Gather all lines from the material that contain "JSON".

**** Material provided

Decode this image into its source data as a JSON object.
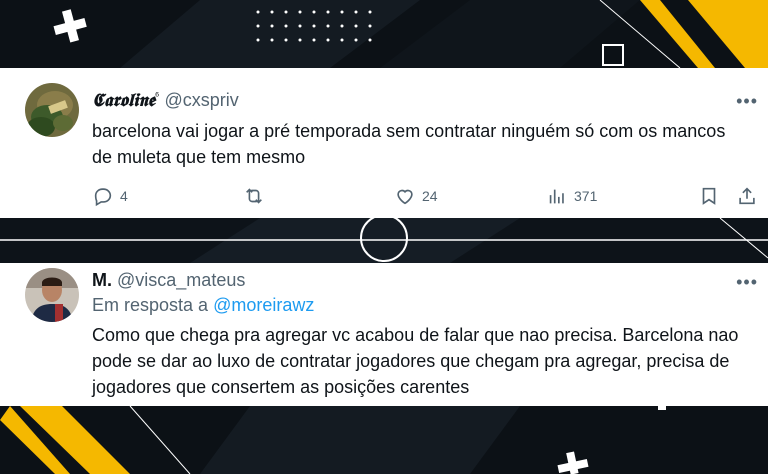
{
  "tweet1": {
    "display_name": "𝕮𝖆𝖗𝖔𝖑𝖎𝖓𝖊",
    "name_suffix": "⁶",
    "handle": "@cxspriv",
    "text": "barcelona vai jogar a pré temporada sem contratar ninguém só com os mancos de muleta que tem mesmo",
    "replies": "4",
    "retweets": "",
    "likes": "24",
    "views": "371"
  },
  "tweet2": {
    "display_name": "M.",
    "handle": "@visca_mateus",
    "reply_prefix": "Em resposta a",
    "reply_to": "@moreirawz",
    "text": "Como que chega pra agregar vc acabou de falar que nao precisa. Barcelona nao pode se dar ao luxo de contratar jogadores que chegam pra agregar, precisa de jogadores que consertem as posições carentes"
  },
  "colors": {
    "background": "#0c1116",
    "accent_yellow": "#f5b800",
    "link_blue": "#1d9bf0",
    "text_dark": "#0f1419",
    "text_gray": "#536471"
  }
}
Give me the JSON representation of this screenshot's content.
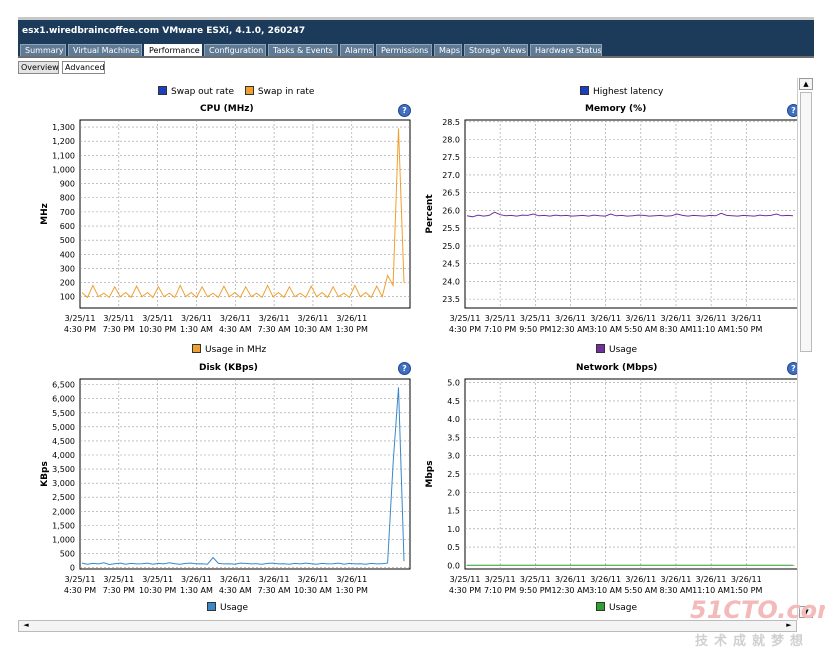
{
  "window": {
    "title": "esx1.wiredbraincoffee.com VMware ESXi, 4.1.0, 260247"
  },
  "tabs": [
    {
      "label": "Summary"
    },
    {
      "label": "Virtual Machines"
    },
    {
      "label": "Performance",
      "active": true
    },
    {
      "label": "Configuration"
    },
    {
      "label": "Tasks & Events"
    },
    {
      "label": "Alarms"
    },
    {
      "label": "Permissions"
    },
    {
      "label": "Maps"
    },
    {
      "label": "Storage Views"
    },
    {
      "label": "Hardware Status"
    }
  ],
  "views": {
    "overview": "Overview",
    "advanced": "Advanced"
  },
  "colors": {
    "navy": "#1c3a5a",
    "orange": "#f0a030",
    "blue": "#1a40c0",
    "purple": "#7030a0",
    "steel": "#3a88c8",
    "green": "#30a030"
  },
  "icons": [
    "help-icon",
    "scroll-up-icon",
    "scroll-down-icon",
    "scroll-left-icon",
    "scroll-right-icon"
  ],
  "watermark": {
    "brand": "51CTO.com",
    "sub": "技术成就梦想"
  },
  "charts": {
    "cpu": {
      "title": "CPU (MHz)",
      "ylabel": "MHz",
      "legend_top": [
        {
          "name": "Swap out rate",
          "color": "#1a40c0"
        },
        {
          "name": "Swap in rate",
          "color": "#f0a030"
        }
      ],
      "legend_bottom": [
        {
          "name": "Usage in MHz",
          "color": "#f0a030"
        }
      ],
      "y_ticks": [
        "1,300",
        "1,200",
        "1,100",
        "1,000",
        "900",
        "800",
        "700",
        "600",
        "500",
        "400",
        "300",
        "200",
        "100"
      ],
      "x_ticks": [
        [
          "3/25/11",
          "4:30 PM"
        ],
        [
          "3/25/11",
          "7:30 PM"
        ],
        [
          "3/25/11",
          "10:30 PM"
        ],
        [
          "3/26/11",
          "1:30 AM"
        ],
        [
          "3/26/11",
          "4:30 AM"
        ],
        [
          "3/26/11",
          "7:30 AM"
        ],
        [
          "3/26/11",
          "10:30 AM"
        ],
        [
          "3/26/11",
          "1:30 PM"
        ]
      ]
    },
    "memory": {
      "title": "Memory (%)",
      "ylabel": "Percent",
      "legend_top": [
        {
          "name": "Highest latency",
          "color": "#1a40c0"
        }
      ],
      "legend_bottom": [
        {
          "name": "Usage",
          "color": "#7030a0"
        }
      ],
      "y_ticks": [
        "28.5",
        "28.0",
        "27.5",
        "27.0",
        "26.5",
        "26.0",
        "25.5",
        "25.0",
        "24.5",
        "24.0",
        "23.5"
      ],
      "x_ticks": [
        [
          "3/25/11",
          "4:30 PM"
        ],
        [
          "3/25/11",
          "7:10 PM"
        ],
        [
          "3/25/11",
          "9:50 PM"
        ],
        [
          "3/26/11",
          "12:30 AM"
        ],
        [
          "3/26/11",
          "3:10 AM"
        ],
        [
          "3/26/11",
          "5:50 AM"
        ],
        [
          "3/26/11",
          "8:30 AM"
        ],
        [
          "3/26/11",
          "11:10 AM"
        ],
        [
          "3/26/11",
          "1:50 PM"
        ]
      ]
    },
    "disk": {
      "title": "Disk (KBps)",
      "ylabel": "KBps",
      "legend_bottom": [
        {
          "name": "Usage",
          "color": "#3a88c8"
        }
      ],
      "y_ticks": [
        "6,500",
        "6,000",
        "5,500",
        "5,000",
        "4,500",
        "4,000",
        "3,500",
        "3,000",
        "2,500",
        "2,000",
        "1,500",
        "1,000",
        "500",
        "0"
      ],
      "x_ticks": [
        [
          "3/25/11",
          "4:30 PM"
        ],
        [
          "3/25/11",
          "7:30 PM"
        ],
        [
          "3/25/11",
          "10:30 PM"
        ],
        [
          "3/26/11",
          "1:30 AM"
        ],
        [
          "3/26/11",
          "4:30 AM"
        ],
        [
          "3/26/11",
          "7:30 AM"
        ],
        [
          "3/26/11",
          "10:30 AM"
        ],
        [
          "3/26/11",
          "1:30 PM"
        ]
      ]
    },
    "network": {
      "title": "Network (Mbps)",
      "ylabel": "Mbps",
      "legend_bottom": [
        {
          "name": "Usage",
          "color": "#30a030"
        }
      ],
      "y_ticks": [
        "5.0",
        "4.5",
        "4.0",
        "3.5",
        "3.0",
        "2.5",
        "2.0",
        "1.5",
        "1.0",
        "0.5",
        "0.0"
      ],
      "x_ticks": [
        [
          "3/25/11",
          "4:30 PM"
        ],
        [
          "3/25/11",
          "7:10 PM"
        ],
        [
          "3/25/11",
          "9:50 PM"
        ],
        [
          "3/26/11",
          "12:30 AM"
        ],
        [
          "3/26/11",
          "3:10 AM"
        ],
        [
          "3/26/11",
          "5:50 AM"
        ],
        [
          "3/26/11",
          "8:30 AM"
        ],
        [
          "3/26/11",
          "11:10 AM"
        ],
        [
          "3/26/11",
          "1:50 PM"
        ]
      ]
    }
  },
  "chart_data": [
    {
      "type": "line",
      "title": "CPU (MHz)",
      "ylabel": "MHz",
      "ylim": [
        20,
        1350
      ],
      "series": [
        {
          "name": "Usage in MHz",
          "values": [
            130,
            95,
            180,
            100,
            125,
            95,
            170,
            100,
            130,
            95,
            175,
            100,
            130,
            95,
            170,
            100,
            125,
            95,
            180,
            100,
            130,
            95,
            170,
            100,
            125,
            95,
            175,
            100,
            130,
            95,
            170,
            100,
            125,
            95,
            180,
            100,
            130,
            95,
            170,
            100,
            125,
            95,
            175,
            100,
            130,
            95,
            170,
            100,
            125,
            95,
            180,
            100,
            130,
            95,
            175,
            100,
            250,
            180,
            1290,
            200
          ]
        }
      ]
    },
    {
      "type": "line",
      "title": "Memory (%)",
      "ylabel": "Percent",
      "ylim": [
        23.25,
        28.55
      ],
      "series": [
        {
          "name": "Usage",
          "values": [
            25.85,
            25.82,
            25.87,
            25.84,
            25.86,
            25.95,
            25.88,
            25.85,
            25.86,
            25.84,
            25.87,
            25.86,
            25.9,
            25.85,
            25.86,
            25.84,
            25.87,
            25.85,
            25.86,
            25.84,
            25.85,
            25.86,
            25.84,
            25.87,
            25.85,
            25.84,
            25.9,
            25.85,
            25.86,
            25.84,
            25.85,
            25.87,
            25.86,
            25.84,
            25.85,
            25.86,
            25.84,
            25.85,
            25.9,
            25.86,
            25.84,
            25.86,
            25.85,
            25.84,
            25.86,
            25.85,
            25.92,
            25.86,
            25.85,
            25.84,
            25.86,
            25.85,
            25.84,
            25.87,
            25.85,
            25.86,
            25.9,
            25.85,
            25.86,
            25.85
          ]
        }
      ]
    },
    {
      "type": "line",
      "title": "Disk (KBps)",
      "ylabel": "KBps",
      "ylim": [
        -50,
        6700
      ],
      "series": [
        {
          "name": "Usage",
          "values": [
            160,
            120,
            150,
            130,
            170,
            110,
            140,
            160,
            120,
            150,
            130,
            140,
            160,
            120,
            150,
            130,
            170,
            140,
            120,
            150,
            160,
            130,
            140,
            120,
            360,
            150,
            130,
            140,
            120,
            160,
            150,
            130,
            140,
            120,
            150,
            160,
            130,
            140,
            120,
            150,
            130,
            160,
            140,
            120,
            150,
            130,
            140,
            160,
            120,
            150,
            130,
            140,
            120,
            150,
            130,
            140,
            160,
            3700,
            6400,
            230
          ]
        }
      ]
    },
    {
      "type": "line",
      "title": "Network (Mbps)",
      "ylabel": "Mbps",
      "ylim": [
        -0.1,
        5.1
      ],
      "series": [
        {
          "name": "Usage",
          "values": [
            0,
            0,
            0,
            0,
            0,
            0,
            0,
            0,
            0,
            0,
            0,
            0,
            0,
            0,
            0,
            0,
            0,
            0,
            0,
            0,
            0,
            0,
            0,
            0,
            0,
            0,
            0,
            0,
            0,
            0,
            0,
            0,
            0,
            0,
            0,
            0,
            0,
            0,
            0,
            0,
            0,
            0,
            0,
            0,
            0,
            0,
            0,
            0,
            0,
            0,
            0,
            0,
            0,
            0,
            0,
            0,
            0,
            0,
            0,
            0
          ]
        }
      ]
    }
  ]
}
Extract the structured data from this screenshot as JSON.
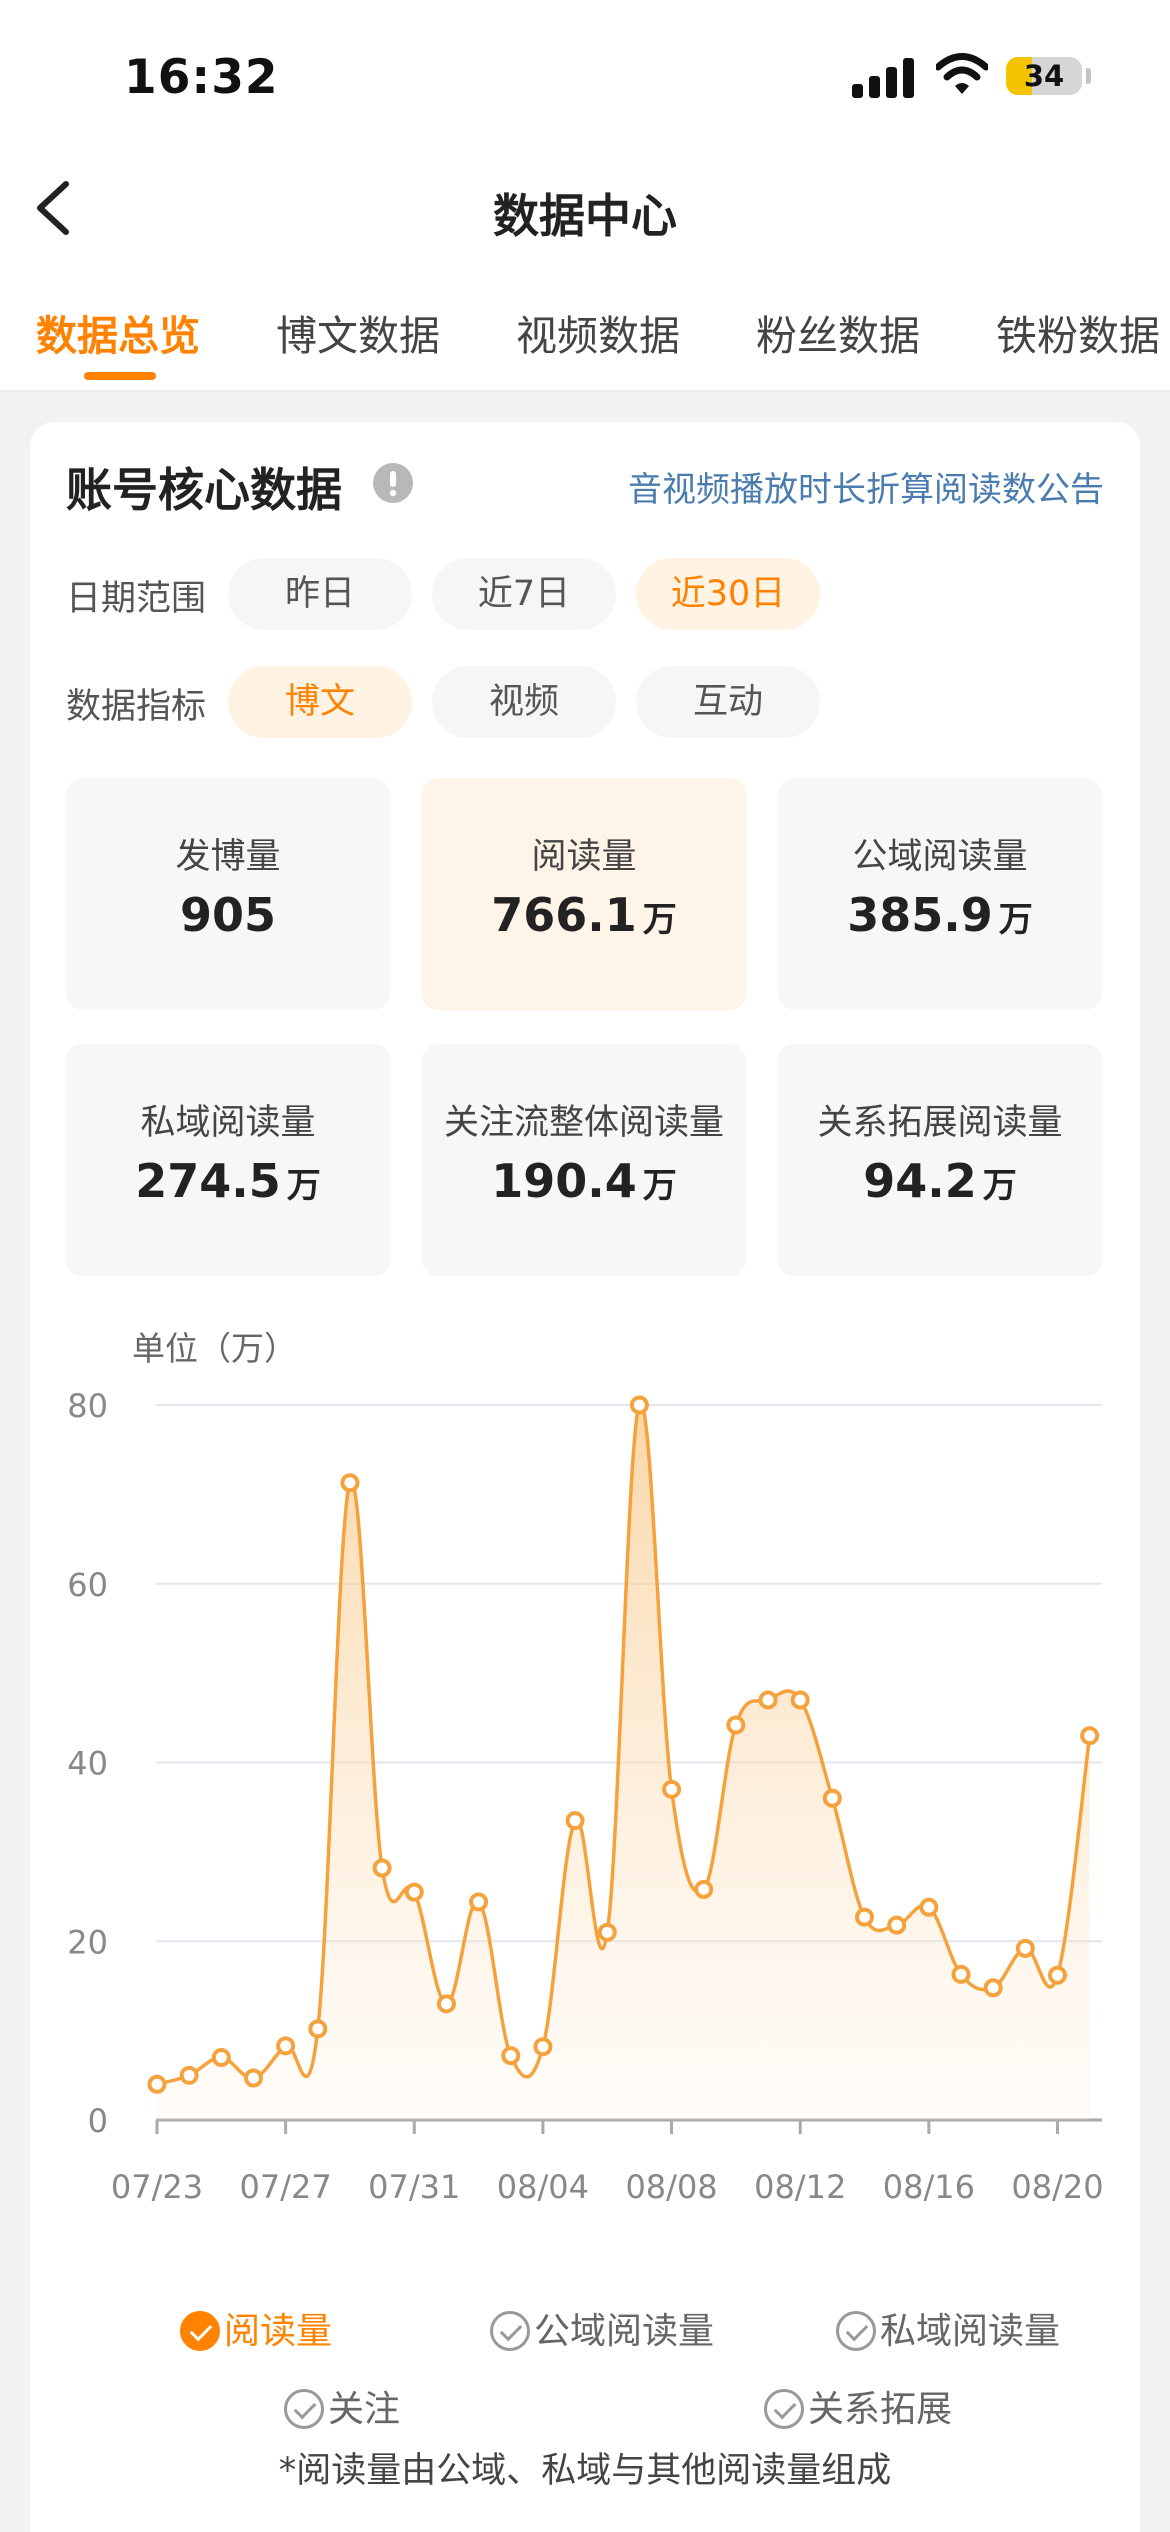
{
  "status_bar": {
    "time": "16:32",
    "battery": "34"
  },
  "nav": {
    "title": "数据中心"
  },
  "tabs": [
    {
      "label": "数据总览",
      "active": true
    },
    {
      "label": "博文数据"
    },
    {
      "label": "视频数据"
    },
    {
      "label": "粉丝数据"
    },
    {
      "label": "铁粉数据"
    }
  ],
  "core": {
    "title": "账号核心数据",
    "notice_link": "音视频播放时长折算阅读数公告",
    "date_range": {
      "label": "日期范围",
      "options": [
        "昨日",
        "近7日",
        "近30日"
      ],
      "selected": "近30日"
    },
    "metric_type": {
      "label": "数据指标",
      "options": [
        "博文",
        "视频",
        "互动"
      ],
      "selected": "博文"
    },
    "metrics": [
      {
        "label": "发博量",
        "value": "905",
        "unit": ""
      },
      {
        "label": "阅读量",
        "value": "766.1",
        "unit": "万",
        "active": true
      },
      {
        "label": "公域阅读量",
        "value": "385.9",
        "unit": "万"
      },
      {
        "label": "私域阅读量",
        "value": "274.5",
        "unit": "万"
      },
      {
        "label": "关注流整体阅读量",
        "value": "190.4",
        "unit": "万"
      },
      {
        "label": "关系拓展阅读量",
        "value": "94.2",
        "unit": "万"
      }
    ]
  },
  "chart_data": {
    "type": "area",
    "unit_label": "单位（万）",
    "yticks": [
      "0",
      "20",
      "40",
      "60",
      "80"
    ],
    "ylim": [
      0,
      80
    ],
    "xtick_labels": [
      "07/23",
      "07/27",
      "07/31",
      "08/04",
      "08/08",
      "08/12",
      "08/16",
      "08/20"
    ],
    "grid": true,
    "color": "#f5a23c",
    "series": [
      {
        "name": "阅读量",
        "x": [
          "07/23",
          "07/24",
          "07/25",
          "07/26",
          "07/27",
          "07/28",
          "07/29",
          "07/30",
          "07/31",
          "08/01",
          "08/02",
          "08/03",
          "08/04",
          "08/05",
          "08/06",
          "08/07",
          "08/08",
          "08/09",
          "08/10",
          "08/11",
          "08/12",
          "08/13",
          "08/14",
          "08/15",
          "08/16",
          "08/17",
          "08/18",
          "08/19",
          "08/20",
          "08/21"
        ],
        "values": [
          4,
          5,
          7,
          4.7,
          8.3,
          10.2,
          71.3,
          28.2,
          25.5,
          13,
          24.4,
          7.2,
          8.2,
          33.5,
          21,
          80,
          37,
          25.8,
          44.2,
          47,
          47,
          36,
          22.7,
          21.8,
          23.8,
          16.3,
          14.8,
          19.2,
          16.2,
          43
        ]
      }
    ]
  },
  "legend": [
    {
      "label": "阅读量",
      "active": true
    },
    {
      "label": "公域阅读量"
    },
    {
      "label": "私域阅读量"
    },
    {
      "label": "关注"
    },
    {
      "label": "关系拓展"
    }
  ],
  "footnote": "*阅读量由公域、私域与其他阅读量组成"
}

********

Answer in full -
Decode this image into its source data as a JSON object.
Give me the JSON representation of this screenshot's content.
Extract the structured data from this screenshot as JSON.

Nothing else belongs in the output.